DO THIS: Your task is to restate the data word for word.
———
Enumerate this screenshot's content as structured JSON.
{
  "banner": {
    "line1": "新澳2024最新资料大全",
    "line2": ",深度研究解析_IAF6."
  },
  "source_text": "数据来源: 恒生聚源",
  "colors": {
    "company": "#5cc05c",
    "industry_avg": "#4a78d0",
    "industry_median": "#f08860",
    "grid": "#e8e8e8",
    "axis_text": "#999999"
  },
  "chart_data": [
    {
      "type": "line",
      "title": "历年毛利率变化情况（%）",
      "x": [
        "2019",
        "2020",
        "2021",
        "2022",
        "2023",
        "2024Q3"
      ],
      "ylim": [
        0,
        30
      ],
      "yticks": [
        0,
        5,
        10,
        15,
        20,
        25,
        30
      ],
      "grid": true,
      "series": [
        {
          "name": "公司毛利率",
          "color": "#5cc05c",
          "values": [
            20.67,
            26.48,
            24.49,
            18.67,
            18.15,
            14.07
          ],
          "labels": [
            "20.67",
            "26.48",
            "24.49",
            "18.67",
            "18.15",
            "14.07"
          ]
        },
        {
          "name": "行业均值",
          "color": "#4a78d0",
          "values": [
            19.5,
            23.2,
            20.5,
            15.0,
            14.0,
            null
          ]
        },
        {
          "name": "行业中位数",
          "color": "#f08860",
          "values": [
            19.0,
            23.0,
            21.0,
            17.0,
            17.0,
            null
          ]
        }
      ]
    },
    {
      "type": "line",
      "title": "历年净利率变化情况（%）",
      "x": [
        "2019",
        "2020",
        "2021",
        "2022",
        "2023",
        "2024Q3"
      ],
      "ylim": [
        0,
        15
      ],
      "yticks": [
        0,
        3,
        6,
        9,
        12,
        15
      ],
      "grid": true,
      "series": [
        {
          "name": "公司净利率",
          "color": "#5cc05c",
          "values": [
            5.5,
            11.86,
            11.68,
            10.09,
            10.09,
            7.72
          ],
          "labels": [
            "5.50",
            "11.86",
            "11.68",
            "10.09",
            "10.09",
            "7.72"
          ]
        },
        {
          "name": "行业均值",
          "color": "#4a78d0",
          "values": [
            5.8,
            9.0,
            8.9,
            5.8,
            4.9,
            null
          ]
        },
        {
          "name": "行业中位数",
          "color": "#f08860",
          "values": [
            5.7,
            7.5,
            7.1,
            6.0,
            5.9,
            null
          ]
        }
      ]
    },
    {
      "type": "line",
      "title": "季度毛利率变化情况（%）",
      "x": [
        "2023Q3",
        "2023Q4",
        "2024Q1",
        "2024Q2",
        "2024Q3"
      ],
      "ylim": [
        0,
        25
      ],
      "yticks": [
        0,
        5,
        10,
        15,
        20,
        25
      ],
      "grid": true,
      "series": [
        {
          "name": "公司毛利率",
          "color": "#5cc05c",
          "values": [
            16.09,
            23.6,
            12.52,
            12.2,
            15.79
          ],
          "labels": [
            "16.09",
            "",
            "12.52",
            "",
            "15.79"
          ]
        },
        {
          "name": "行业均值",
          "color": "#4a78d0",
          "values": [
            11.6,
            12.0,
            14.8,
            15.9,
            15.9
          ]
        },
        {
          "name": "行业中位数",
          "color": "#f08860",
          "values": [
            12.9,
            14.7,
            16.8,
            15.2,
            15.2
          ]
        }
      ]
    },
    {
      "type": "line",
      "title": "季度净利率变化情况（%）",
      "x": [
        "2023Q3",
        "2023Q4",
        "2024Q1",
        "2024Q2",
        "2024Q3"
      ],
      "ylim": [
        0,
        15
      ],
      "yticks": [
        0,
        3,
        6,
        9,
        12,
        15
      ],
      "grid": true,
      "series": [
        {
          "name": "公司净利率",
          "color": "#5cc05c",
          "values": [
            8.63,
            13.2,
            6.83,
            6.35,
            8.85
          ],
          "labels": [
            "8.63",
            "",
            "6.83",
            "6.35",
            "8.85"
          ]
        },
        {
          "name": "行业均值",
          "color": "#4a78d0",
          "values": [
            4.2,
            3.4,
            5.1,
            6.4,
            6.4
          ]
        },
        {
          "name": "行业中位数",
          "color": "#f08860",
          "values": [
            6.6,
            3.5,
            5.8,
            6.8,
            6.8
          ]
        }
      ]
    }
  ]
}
———
RESPONSE:
Enumerate this screenshot's content as structured JSON.
{
  "banner": {
    "line1": "新澳2024最新资料大全",
    "line2": ",深度研究解析_IAF6."
  },
  "source_text": "数据来源: 恒生聚源",
  "colors": {
    "company": "#5cc05c",
    "industry_avg": "#4a78d0",
    "industry_median": "#f08860",
    "grid": "#e8e8e8",
    "axis_text": "#999999"
  },
  "chart_data": [
    {
      "type": "line",
      "title": "历年毛利率变化情况（%）",
      "x": [
        "2019",
        "2020",
        "2021",
        "2022",
        "2023",
        "2024Q3"
      ],
      "ylim": [
        0,
        30
      ],
      "yticks": [
        0,
        5,
        10,
        15,
        20,
        25,
        30
      ],
      "grid": true,
      "series": [
        {
          "name": "公司毛利率",
          "color": "#5cc05c",
          "values": [
            20.67,
            26.48,
            24.49,
            18.67,
            18.15,
            14.07
          ],
          "labels": [
            "20.67",
            "26.48",
            "24.49",
            "18.67",
            "18.15",
            "14.07"
          ]
        },
        {
          "name": "行业均值",
          "color": "#4a78d0",
          "values": [
            19.5,
            23.2,
            20.5,
            15.0,
            14.0,
            null
          ]
        },
        {
          "name": "行业中位数",
          "color": "#f08860",
          "values": [
            19.0,
            23.0,
            21.0,
            17.0,
            17.0,
            null
          ]
        }
      ]
    },
    {
      "type": "line",
      "title": "历年净利率变化情况（%）",
      "x": [
        "2019",
        "2020",
        "2021",
        "2022",
        "2023",
        "2024Q3"
      ],
      "ylim": [
        0,
        15
      ],
      "yticks": [
        0,
        3,
        6,
        9,
        12,
        15
      ],
      "grid": true,
      "series": [
        {
          "name": "公司净利率",
          "color": "#5cc05c",
          "values": [
            5.5,
            11.86,
            11.68,
            10.09,
            10.09,
            7.72
          ],
          "labels": [
            "5.50",
            "11.86",
            "11.68",
            "10.09",
            "10.09",
            "7.72"
          ]
        },
        {
          "name": "行业均值",
          "color": "#4a78d0",
          "values": [
            5.8,
            9.0,
            8.9,
            5.8,
            4.9,
            null
          ]
        },
        {
          "name": "行业中位数",
          "color": "#f08860",
          "values": [
            5.7,
            7.5,
            7.1,
            6.0,
            5.9,
            null
          ]
        }
      ]
    },
    {
      "type": "line",
      "title": "季度毛利率变化情况（%）",
      "x": [
        "2023Q3",
        "2023Q4",
        "2024Q1",
        "2024Q2",
        "2024Q3"
      ],
      "ylim": [
        0,
        25
      ],
      "yticks": [
        0,
        5,
        10,
        15,
        20,
        25
      ],
      "grid": true,
      "series": [
        {
          "name": "公司毛利率",
          "color": "#5cc05c",
          "values": [
            16.09,
            23.6,
            12.52,
            12.2,
            15.79
          ],
          "labels": [
            "16.09",
            "",
            "12.52",
            "",
            "15.79"
          ]
        },
        {
          "name": "行业均值",
          "color": "#4a78d0",
          "values": [
            11.6,
            12.0,
            14.8,
            15.9,
            15.9
          ]
        },
        {
          "name": "行业中位数",
          "color": "#f08860",
          "values": [
            12.9,
            14.7,
            16.8,
            15.2,
            15.2
          ]
        }
      ]
    },
    {
      "type": "line",
      "title": "季度净利率变化情况（%）",
      "x": [
        "2023Q3",
        "2023Q4",
        "2024Q1",
        "2024Q2",
        "2024Q3"
      ],
      "ylim": [
        0,
        15
      ],
      "yticks": [
        0,
        3,
        6,
        9,
        12,
        15
      ],
      "grid": true,
      "series": [
        {
          "name": "公司净利率",
          "color": "#5cc05c",
          "values": [
            8.63,
            13.2,
            6.83,
            6.35,
            8.85
          ],
          "labels": [
            "8.63",
            "",
            "6.83",
            "6.35",
            "8.85"
          ]
        },
        {
          "name": "行业均值",
          "color": "#4a78d0",
          "values": [
            4.2,
            3.4,
            5.1,
            6.4,
            6.4
          ]
        },
        {
          "name": "行业中位数",
          "color": "#f08860",
          "values": [
            6.6,
            3.5,
            5.8,
            6.8,
            6.8
          ]
        }
      ]
    }
  ]
}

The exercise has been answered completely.